- Problem details: Copy every line from the data below in which the string "table" can be found.

***** Working data *****

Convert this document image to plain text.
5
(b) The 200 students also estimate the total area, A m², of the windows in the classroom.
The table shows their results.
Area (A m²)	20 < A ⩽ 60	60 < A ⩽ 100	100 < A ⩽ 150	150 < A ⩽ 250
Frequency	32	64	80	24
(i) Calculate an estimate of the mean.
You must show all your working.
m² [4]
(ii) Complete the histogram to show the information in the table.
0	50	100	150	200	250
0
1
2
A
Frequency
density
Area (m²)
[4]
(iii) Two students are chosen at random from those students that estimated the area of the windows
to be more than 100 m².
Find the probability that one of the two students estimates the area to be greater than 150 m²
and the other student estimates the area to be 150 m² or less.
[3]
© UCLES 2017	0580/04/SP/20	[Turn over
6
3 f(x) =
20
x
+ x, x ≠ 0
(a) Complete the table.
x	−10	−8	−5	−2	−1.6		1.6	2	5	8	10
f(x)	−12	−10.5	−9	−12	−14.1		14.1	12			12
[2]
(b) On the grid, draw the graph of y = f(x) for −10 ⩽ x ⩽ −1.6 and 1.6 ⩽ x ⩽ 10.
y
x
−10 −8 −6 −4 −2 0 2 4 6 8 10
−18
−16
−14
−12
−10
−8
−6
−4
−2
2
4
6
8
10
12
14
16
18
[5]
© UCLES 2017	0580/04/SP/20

*****

- Result of the exercise:
The table shows their results.
(ii) Complete the histogram to show the information in the table.
(a) Complete the table.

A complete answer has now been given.